Set down the material below word for word, excluding the pictures.

* Dataset listings of figures *
^^^^
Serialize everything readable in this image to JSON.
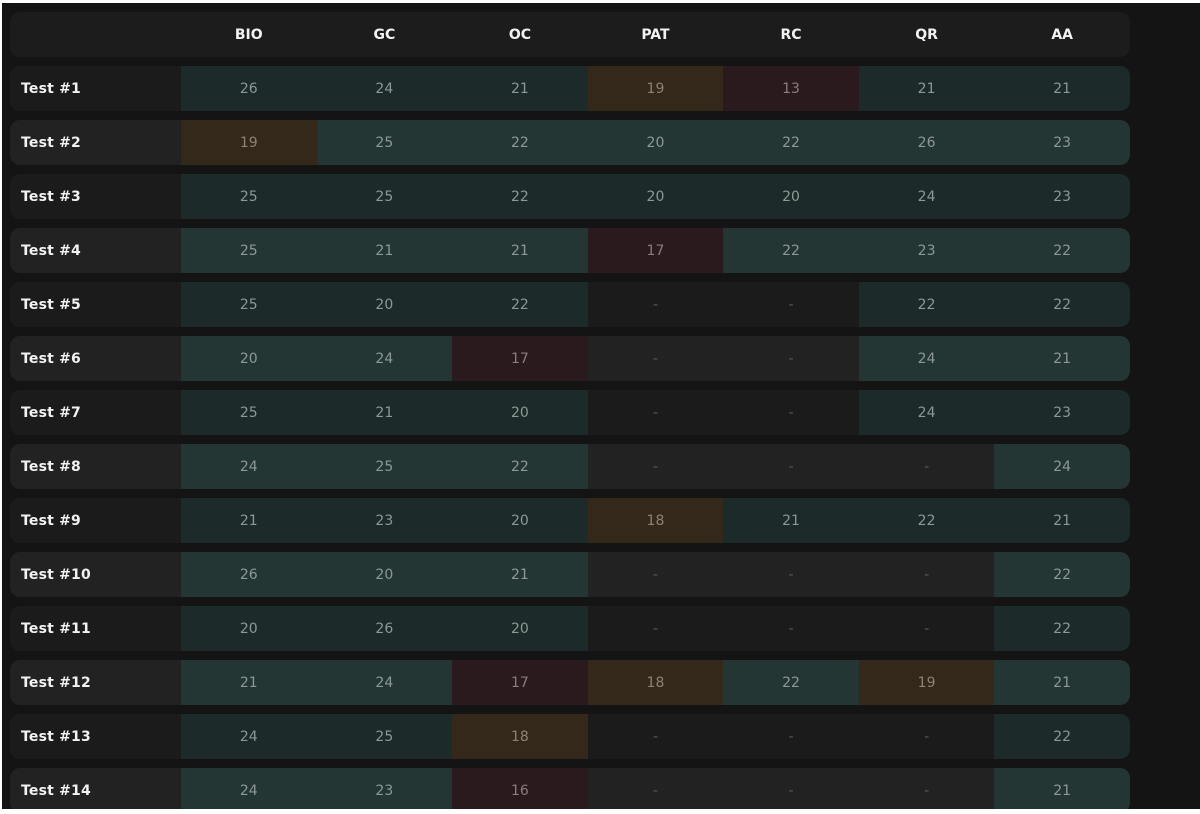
{
  "columns": [
    "BIO",
    "GC",
    "OC",
    "PAT",
    "RC",
    "QR",
    "AA"
  ],
  "colors": {
    "background": "#141414",
    "good_cell": "#233634",
    "warn_cell": "#34281a",
    "bad_cell": "#2a1a1e"
  },
  "rows": [
    {
      "label": "Test #1",
      "scores": [
        "26",
        "24",
        "21",
        "19",
        "13",
        "21",
        "21"
      ],
      "status": [
        "good",
        "good",
        "good",
        "warn",
        "bad",
        "good",
        "good"
      ]
    },
    {
      "label": "Test #2",
      "scores": [
        "19",
        "25",
        "22",
        "20",
        "22",
        "26",
        "23"
      ],
      "status": [
        "warn",
        "good",
        "good",
        "good",
        "good",
        "good",
        "good"
      ]
    },
    {
      "label": "Test #3",
      "scores": [
        "25",
        "25",
        "22",
        "20",
        "20",
        "24",
        "23"
      ],
      "status": [
        "good",
        "good",
        "good",
        "good",
        "good",
        "good",
        "good"
      ]
    },
    {
      "label": "Test #4",
      "scores": [
        "25",
        "21",
        "21",
        "17",
        "22",
        "23",
        "22"
      ],
      "status": [
        "good",
        "good",
        "good",
        "bad",
        "good",
        "good",
        "good"
      ]
    },
    {
      "label": "Test #5",
      "scores": [
        "25",
        "20",
        "22",
        "-",
        "-",
        "22",
        "22"
      ],
      "status": [
        "good",
        "good",
        "good",
        "na",
        "na",
        "good",
        "good"
      ]
    },
    {
      "label": "Test #6",
      "scores": [
        "20",
        "24",
        "17",
        "-",
        "-",
        "24",
        "21"
      ],
      "status": [
        "good",
        "good",
        "bad",
        "na",
        "na",
        "good",
        "good"
      ]
    },
    {
      "label": "Test #7",
      "scores": [
        "25",
        "21",
        "20",
        "-",
        "-",
        "24",
        "23"
      ],
      "status": [
        "good",
        "good",
        "good",
        "na",
        "na",
        "good",
        "good"
      ]
    },
    {
      "label": "Test #8",
      "scores": [
        "24",
        "25",
        "22",
        "-",
        "-",
        "-",
        "24"
      ],
      "status": [
        "good",
        "good",
        "good",
        "na",
        "na",
        "na",
        "good"
      ]
    },
    {
      "label": "Test #9",
      "scores": [
        "21",
        "23",
        "20",
        "18",
        "21",
        "22",
        "21"
      ],
      "status": [
        "good",
        "good",
        "good",
        "warn",
        "good",
        "good",
        "good"
      ]
    },
    {
      "label": "Test #10",
      "scores": [
        "26",
        "20",
        "21",
        "-",
        "-",
        "-",
        "22"
      ],
      "status": [
        "good",
        "good",
        "good",
        "na",
        "na",
        "na",
        "good"
      ]
    },
    {
      "label": "Test #11",
      "scores": [
        "20",
        "26",
        "20",
        "-",
        "-",
        "-",
        "22"
      ],
      "status": [
        "good",
        "good",
        "good",
        "na",
        "na",
        "na",
        "good"
      ]
    },
    {
      "label": "Test #12",
      "scores": [
        "21",
        "24",
        "17",
        "18",
        "22",
        "19",
        "21"
      ],
      "status": [
        "good",
        "good",
        "bad",
        "warn",
        "good",
        "warn",
        "good"
      ]
    },
    {
      "label": "Test #13",
      "scores": [
        "24",
        "25",
        "18",
        "-",
        "-",
        "-",
        "22"
      ],
      "status": [
        "good",
        "good",
        "warn",
        "na",
        "na",
        "na",
        "good"
      ]
    },
    {
      "label": "Test #14",
      "scores": [
        "24",
        "23",
        "16",
        "-",
        "-",
        "-",
        "21"
      ],
      "status": [
        "good",
        "good",
        "bad",
        "na",
        "na",
        "na",
        "good"
      ]
    }
  ]
}
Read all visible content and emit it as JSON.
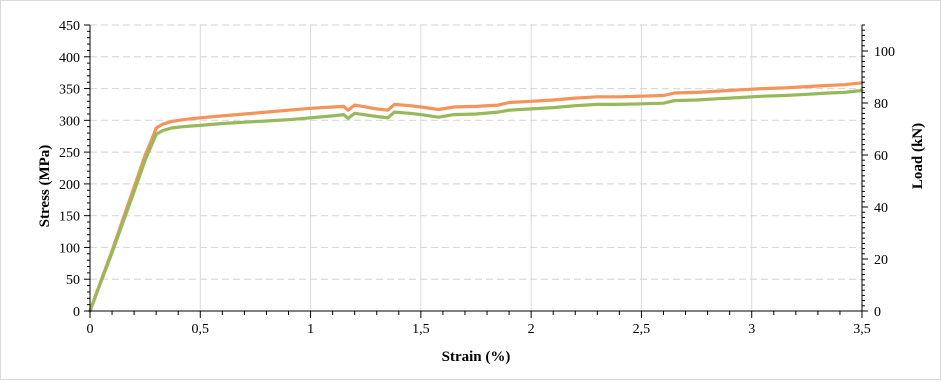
{
  "chart_data": {
    "type": "line",
    "title": "",
    "xlabel": "Strain (%)",
    "ylabel": "Stress (MPa)",
    "y2label": "Load (kN)",
    "xlim": [
      0,
      3.5
    ],
    "ylim": [
      0,
      450
    ],
    "y2lim": [
      0,
      110
    ],
    "x_ticks": [
      "0",
      "0,5",
      "1",
      "1,5",
      "2",
      "2,5",
      "3",
      "3,5"
    ],
    "y_ticks": [
      "0",
      "50",
      "100",
      "150",
      "200",
      "250",
      "300",
      "350",
      "400",
      "450"
    ],
    "y2_ticks": [
      "0",
      "20",
      "40",
      "60",
      "80",
      "100"
    ],
    "grid": {
      "x": true,
      "y": true,
      "y_style": "dashed"
    },
    "series": [
      {
        "color": "#f4935a",
        "axis": "left",
        "x": [
          0,
          0.05,
          0.1,
          0.15,
          0.2,
          0.25,
          0.28,
          0.3,
          0.33,
          0.37,
          0.42,
          0.5,
          0.6,
          0.7,
          0.8,
          0.9,
          1.0,
          1.1,
          1.15,
          1.17,
          1.2,
          1.3,
          1.35,
          1.38,
          1.45,
          1.5,
          1.58,
          1.65,
          1.75,
          1.85,
          1.9,
          2.0,
          2.1,
          2.2,
          2.3,
          2.4,
          2.5,
          2.6,
          2.65,
          2.75,
          2.85,
          2.95,
          3.05,
          3.15,
          3.25,
          3.35,
          3.42,
          3.5
        ],
        "y": [
          0,
          48,
          95,
          145,
          195,
          245,
          270,
          288,
          294,
          298,
          301,
          304,
          307,
          310,
          313,
          316,
          319,
          321,
          322,
          316,
          324,
          318,
          316,
          325,
          323,
          321,
          317,
          321,
          322,
          324,
          328,
          330,
          332,
          335,
          337,
          337,
          338,
          339,
          343,
          344,
          346,
          348,
          350,
          351,
          353,
          355,
          356,
          359
        ]
      },
      {
        "color": "#97b95b",
        "axis": "left",
        "x": [
          0,
          0.05,
          0.1,
          0.15,
          0.2,
          0.25,
          0.28,
          0.3,
          0.33,
          0.37,
          0.42,
          0.5,
          0.6,
          0.7,
          0.8,
          0.9,
          1.0,
          1.1,
          1.15,
          1.17,
          1.2,
          1.3,
          1.35,
          1.38,
          1.45,
          1.5,
          1.58,
          1.65,
          1.75,
          1.85,
          1.9,
          2.0,
          2.1,
          2.2,
          2.3,
          2.4,
          2.5,
          2.6,
          2.65,
          2.75,
          2.85,
          2.95,
          3.05,
          3.15,
          3.25,
          3.35,
          3.42,
          3.5
        ],
        "y": [
          0,
          46,
          92,
          140,
          188,
          237,
          262,
          278,
          284,
          288,
          290,
          292,
          295,
          297,
          299,
          301,
          304,
          307,
          309,
          303,
          311,
          306,
          304,
          313,
          311,
          309,
          305,
          309,
          310,
          313,
          316,
          318,
          320,
          323,
          325,
          325,
          326,
          327,
          331,
          332,
          334,
          336,
          338,
          339,
          341,
          343,
          344,
          347
        ]
      }
    ],
    "legend": "none"
  }
}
^^^^
* Output for this exercise *
Serialize everything readable in this image to JSON.
{
  "columns": [
    "BIO",
    "GC",
    "OC",
    "PAT",
    "RC",
    "QR",
    "AA"
  ],
  "colors": {
    "background": "#141414",
    "good_cell": "#233634",
    "warn_cell": "#34281a",
    "bad_cell": "#2a1a1e"
  },
  "rows": [
    {
      "label": "Test #1",
      "scores": [
        "26",
        "24",
        "21",
        "19",
        "13",
        "21",
        "21"
      ],
      "status": [
        "good",
        "good",
        "good",
        "warn",
        "bad",
        "good",
        "good"
      ]
    },
    {
      "label": "Test #2",
      "scores": [
        "19",
        "25",
        "22",
        "20",
        "22",
        "26",
        "23"
      ],
      "status": [
        "warn",
        "good",
        "good",
        "good",
        "good",
        "good",
        "good"
      ]
    },
    {
      "label": "Test #3",
      "scores": [
        "25",
        "25",
        "22",
        "20",
        "20",
        "24",
        "23"
      ],
      "status": [
        "good",
        "good",
        "good",
        "good",
        "good",
        "good",
        "good"
      ]
    },
    {
      "label": "Test #4",
      "scores": [
        "25",
        "21",
        "21",
        "17",
        "22",
        "23",
        "22"
      ],
      "status": [
        "good",
        "good",
        "good",
        "bad",
        "good",
        "good",
        "good"
      ]
    },
    {
      "label": "Test #5",
      "scores": [
        "25",
        "20",
        "22",
        "-",
        "-",
        "22",
        "22"
      ],
      "status": [
        "good",
        "good",
        "good",
        "na",
        "na",
        "good",
        "good"
      ]
    },
    {
      "label": "Test #6",
      "scores": [
        "20",
        "24",
        "17",
        "-",
        "-",
        "24",
        "21"
      ],
      "status": [
        "good",
        "good",
        "bad",
        "na",
        "na",
        "good",
        "good"
      ]
    },
    {
      "label": "Test #7",
      "scores": [
        "25",
        "21",
        "20",
        "-",
        "-",
        "24",
        "23"
      ],
      "status": [
        "good",
        "good",
        "good",
        "na",
        "na",
        "good",
        "good"
      ]
    },
    {
      "label": "Test #8",
      "scores": [
        "24",
        "25",
        "22",
        "-",
        "-",
        "-",
        "24"
      ],
      "status": [
        "good",
        "good",
        "good",
        "na",
        "na",
        "na",
        "good"
      ]
    },
    {
      "label": "Test #9",
      "scores": [
        "21",
        "23",
        "20",
        "18",
        "21",
        "22",
        "21"
      ],
      "status": [
        "good",
        "good",
        "good",
        "warn",
        "good",
        "good",
        "good"
      ]
    },
    {
      "label": "Test #10",
      "scores": [
        "26",
        "20",
        "21",
        "-",
        "-",
        "-",
        "22"
      ],
      "status": [
        "good",
        "good",
        "good",
        "na",
        "na",
        "na",
        "good"
      ]
    },
    {
      "label": "Test #11",
      "scores": [
        "20",
        "26",
        "20",
        "-",
        "-",
        "-",
        "22"
      ],
      "status": [
        "good",
        "good",
        "good",
        "na",
        "na",
        "na",
        "good"
      ]
    },
    {
      "label": "Test #12",
      "scores": [
        "21",
        "24",
        "17",
        "18",
        "22",
        "19",
        "21"
      ],
      "status": [
        "good",
        "good",
        "bad",
        "warn",
        "good",
        "warn",
        "good"
      ]
    },
    {
      "label": "Test #13",
      "scores": [
        "24",
        "25",
        "18",
        "-",
        "-",
        "-",
        "22"
      ],
      "status": [
        "good",
        "good",
        "warn",
        "na",
        "na",
        "na",
        "good"
      ]
    },
    {
      "label": "Test #14",
      "scores": [
        "24",
        "23",
        "16",
        "-",
        "-",
        "-",
        "21"
      ],
      "status": [
        "good",
        "good",
        "bad",
        "na",
        "na",
        "na",
        "good"
      ]
    }
  ]
}
Read all visible content and emit it as JSON.
{
  "chart_data": {
    "type": "line",
    "title": "",
    "xlabel": "Strain (%)",
    "ylabel": "Stress (MPa)",
    "y2label": "Load (kN)",
    "xlim": [
      0,
      3.5
    ],
    "ylim": [
      0,
      450
    ],
    "y2lim": [
      0,
      110
    ],
    "x_ticks": [
      "0",
      "0,5",
      "1",
      "1,5",
      "2",
      "2,5",
      "3",
      "3,5"
    ],
    "y_ticks": [
      "0",
      "50",
      "100",
      "150",
      "200",
      "250",
      "300",
      "350",
      "400",
      "450"
    ],
    "y2_ticks": [
      "0",
      "20",
      "40",
      "60",
      "80",
      "100"
    ],
    "grid": {
      "x": true,
      "y": true,
      "y_style": "dashed"
    },
    "series": [
      {
        "color": "#f4935a",
        "axis": "left",
        "x": [
          0,
          0.05,
          0.1,
          0.15,
          0.2,
          0.25,
          0.28,
          0.3,
          0.33,
          0.37,
          0.42,
          0.5,
          0.6,
          0.7,
          0.8,
          0.9,
          1.0,
          1.1,
          1.15,
          1.17,
          1.2,
          1.3,
          1.35,
          1.38,
          1.45,
          1.5,
          1.58,
          1.65,
          1.75,
          1.85,
          1.9,
          2.0,
          2.1,
          2.2,
          2.3,
          2.4,
          2.5,
          2.6,
          2.65,
          2.75,
          2.85,
          2.95,
          3.05,
          3.15,
          3.25,
          3.35,
          3.42,
          3.5
        ],
        "y": [
          0,
          48,
          95,
          145,
          195,
          245,
          270,
          288,
          294,
          298,
          301,
          304,
          307,
          310,
          313,
          316,
          319,
          321,
          322,
          316,
          324,
          318,
          316,
          325,
          323,
          321,
          317,
          321,
          322,
          324,
          328,
          330,
          332,
          335,
          337,
          337,
          338,
          339,
          343,
          344,
          346,
          348,
          350,
          351,
          353,
          355,
          356,
          359
        ]
      },
      {
        "color": "#97b95b",
        "axis": "left",
        "x": [
          0,
          0.05,
          0.1,
          0.15,
          0.2,
          0.25,
          0.28,
          0.3,
          0.33,
          0.37,
          0.42,
          0.5,
          0.6,
          0.7,
          0.8,
          0.9,
          1.0,
          1.1,
          1.15,
          1.17,
          1.2,
          1.3,
          1.35,
          1.38,
          1.45,
          1.5,
          1.58,
          1.65,
          1.75,
          1.85,
          1.9,
          2.0,
          2.1,
          2.2,
          2.3,
          2.4,
          2.5,
          2.6,
          2.65,
          2.75,
          2.85,
          2.95,
          3.05,
          3.15,
          3.25,
          3.35,
          3.42,
          3.5
        ],
        "y": [
          0,
          46,
          92,
          140,
          188,
          237,
          262,
          278,
          284,
          288,
          290,
          292,
          295,
          297,
          299,
          301,
          304,
          307,
          309,
          303,
          311,
          306,
          304,
          313,
          311,
          309,
          305,
          309,
          310,
          313,
          316,
          318,
          320,
          323,
          325,
          325,
          326,
          327,
          331,
          332,
          334,
          336,
          338,
          339,
          341,
          343,
          344,
          347
        ]
      }
    ],
    "legend": "none"
  }
}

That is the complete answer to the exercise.